[GIVEN DATA]
☆ ☆ ☆ ☆ ☆ ☆ ☆
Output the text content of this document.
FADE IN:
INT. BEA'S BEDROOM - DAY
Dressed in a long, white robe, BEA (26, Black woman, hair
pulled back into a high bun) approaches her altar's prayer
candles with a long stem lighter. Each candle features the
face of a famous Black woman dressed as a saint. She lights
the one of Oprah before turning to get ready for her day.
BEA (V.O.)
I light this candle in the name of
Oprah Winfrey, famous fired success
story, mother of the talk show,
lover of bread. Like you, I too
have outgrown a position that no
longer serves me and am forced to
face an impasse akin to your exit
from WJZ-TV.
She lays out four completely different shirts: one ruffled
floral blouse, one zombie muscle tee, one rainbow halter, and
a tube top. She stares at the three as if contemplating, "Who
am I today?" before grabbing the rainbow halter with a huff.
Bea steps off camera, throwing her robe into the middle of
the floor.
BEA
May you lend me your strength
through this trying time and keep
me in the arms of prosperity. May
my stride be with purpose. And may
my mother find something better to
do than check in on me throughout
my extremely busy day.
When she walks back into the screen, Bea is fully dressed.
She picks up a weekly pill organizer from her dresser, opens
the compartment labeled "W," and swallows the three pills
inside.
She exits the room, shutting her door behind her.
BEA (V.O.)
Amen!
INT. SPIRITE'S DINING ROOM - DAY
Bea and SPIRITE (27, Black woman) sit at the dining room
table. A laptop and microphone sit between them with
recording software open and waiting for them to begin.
☆ ☆ ☆ ☆ ☆ ☆ ☆
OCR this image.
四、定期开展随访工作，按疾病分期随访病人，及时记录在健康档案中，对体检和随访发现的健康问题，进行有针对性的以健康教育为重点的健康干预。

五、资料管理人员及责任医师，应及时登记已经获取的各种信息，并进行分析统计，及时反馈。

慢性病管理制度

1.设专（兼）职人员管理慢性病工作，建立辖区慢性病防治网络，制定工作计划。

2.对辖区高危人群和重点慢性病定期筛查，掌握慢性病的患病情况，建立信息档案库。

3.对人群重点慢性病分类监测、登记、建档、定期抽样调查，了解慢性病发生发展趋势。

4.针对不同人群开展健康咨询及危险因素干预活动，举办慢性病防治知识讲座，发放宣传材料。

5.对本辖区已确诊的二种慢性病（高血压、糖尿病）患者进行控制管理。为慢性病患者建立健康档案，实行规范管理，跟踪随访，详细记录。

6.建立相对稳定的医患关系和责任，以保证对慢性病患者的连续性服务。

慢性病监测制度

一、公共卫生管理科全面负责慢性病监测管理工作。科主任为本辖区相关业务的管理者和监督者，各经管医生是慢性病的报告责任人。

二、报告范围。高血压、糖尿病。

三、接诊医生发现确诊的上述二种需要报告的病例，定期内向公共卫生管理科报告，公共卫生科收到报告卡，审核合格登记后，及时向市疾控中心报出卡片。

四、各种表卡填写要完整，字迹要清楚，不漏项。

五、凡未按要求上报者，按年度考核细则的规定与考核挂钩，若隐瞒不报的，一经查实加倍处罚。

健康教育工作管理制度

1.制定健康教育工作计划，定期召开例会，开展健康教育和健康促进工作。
☆ ☆ ☆ ☆ ☆ ☆ ☆
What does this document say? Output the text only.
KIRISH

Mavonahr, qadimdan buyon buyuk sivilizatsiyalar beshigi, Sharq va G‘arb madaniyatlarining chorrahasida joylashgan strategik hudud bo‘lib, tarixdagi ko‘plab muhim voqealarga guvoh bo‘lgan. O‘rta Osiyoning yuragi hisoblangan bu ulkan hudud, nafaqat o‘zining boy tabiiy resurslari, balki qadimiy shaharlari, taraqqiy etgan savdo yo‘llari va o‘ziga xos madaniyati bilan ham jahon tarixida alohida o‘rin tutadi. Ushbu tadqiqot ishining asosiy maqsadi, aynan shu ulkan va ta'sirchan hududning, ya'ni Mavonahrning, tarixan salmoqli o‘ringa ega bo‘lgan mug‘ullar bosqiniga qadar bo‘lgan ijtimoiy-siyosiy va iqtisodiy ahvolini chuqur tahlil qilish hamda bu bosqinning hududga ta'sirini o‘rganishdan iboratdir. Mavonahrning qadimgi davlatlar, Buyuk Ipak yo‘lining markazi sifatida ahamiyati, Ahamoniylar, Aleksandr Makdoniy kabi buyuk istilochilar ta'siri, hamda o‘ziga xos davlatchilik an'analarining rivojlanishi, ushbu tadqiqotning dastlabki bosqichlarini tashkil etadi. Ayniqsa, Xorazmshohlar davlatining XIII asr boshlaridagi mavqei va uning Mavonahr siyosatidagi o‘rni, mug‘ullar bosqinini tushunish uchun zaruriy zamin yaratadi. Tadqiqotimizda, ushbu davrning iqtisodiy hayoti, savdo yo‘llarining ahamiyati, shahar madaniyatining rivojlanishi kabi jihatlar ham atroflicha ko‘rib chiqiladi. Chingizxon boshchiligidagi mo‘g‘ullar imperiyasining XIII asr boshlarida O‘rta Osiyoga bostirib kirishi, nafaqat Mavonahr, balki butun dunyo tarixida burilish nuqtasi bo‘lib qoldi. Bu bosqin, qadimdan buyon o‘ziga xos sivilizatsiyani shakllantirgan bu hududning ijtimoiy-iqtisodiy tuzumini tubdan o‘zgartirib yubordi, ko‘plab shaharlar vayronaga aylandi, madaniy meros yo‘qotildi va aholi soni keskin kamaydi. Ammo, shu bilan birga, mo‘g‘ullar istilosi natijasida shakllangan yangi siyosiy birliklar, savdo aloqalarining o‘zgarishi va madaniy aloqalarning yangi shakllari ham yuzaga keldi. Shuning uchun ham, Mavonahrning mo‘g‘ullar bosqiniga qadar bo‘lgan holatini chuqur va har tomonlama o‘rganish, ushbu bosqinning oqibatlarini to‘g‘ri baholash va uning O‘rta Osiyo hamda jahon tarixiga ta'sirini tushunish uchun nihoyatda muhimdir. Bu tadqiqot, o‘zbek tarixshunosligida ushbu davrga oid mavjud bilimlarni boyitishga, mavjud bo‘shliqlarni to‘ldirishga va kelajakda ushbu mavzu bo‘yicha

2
☆ ☆ ☆ ☆ ☆ ☆ ☆
[EXERCISE TASK]
Pick out each line containing "mother" and report it.

[FULL SOLUTION]
story, mother of the talk show,
my mother find something better to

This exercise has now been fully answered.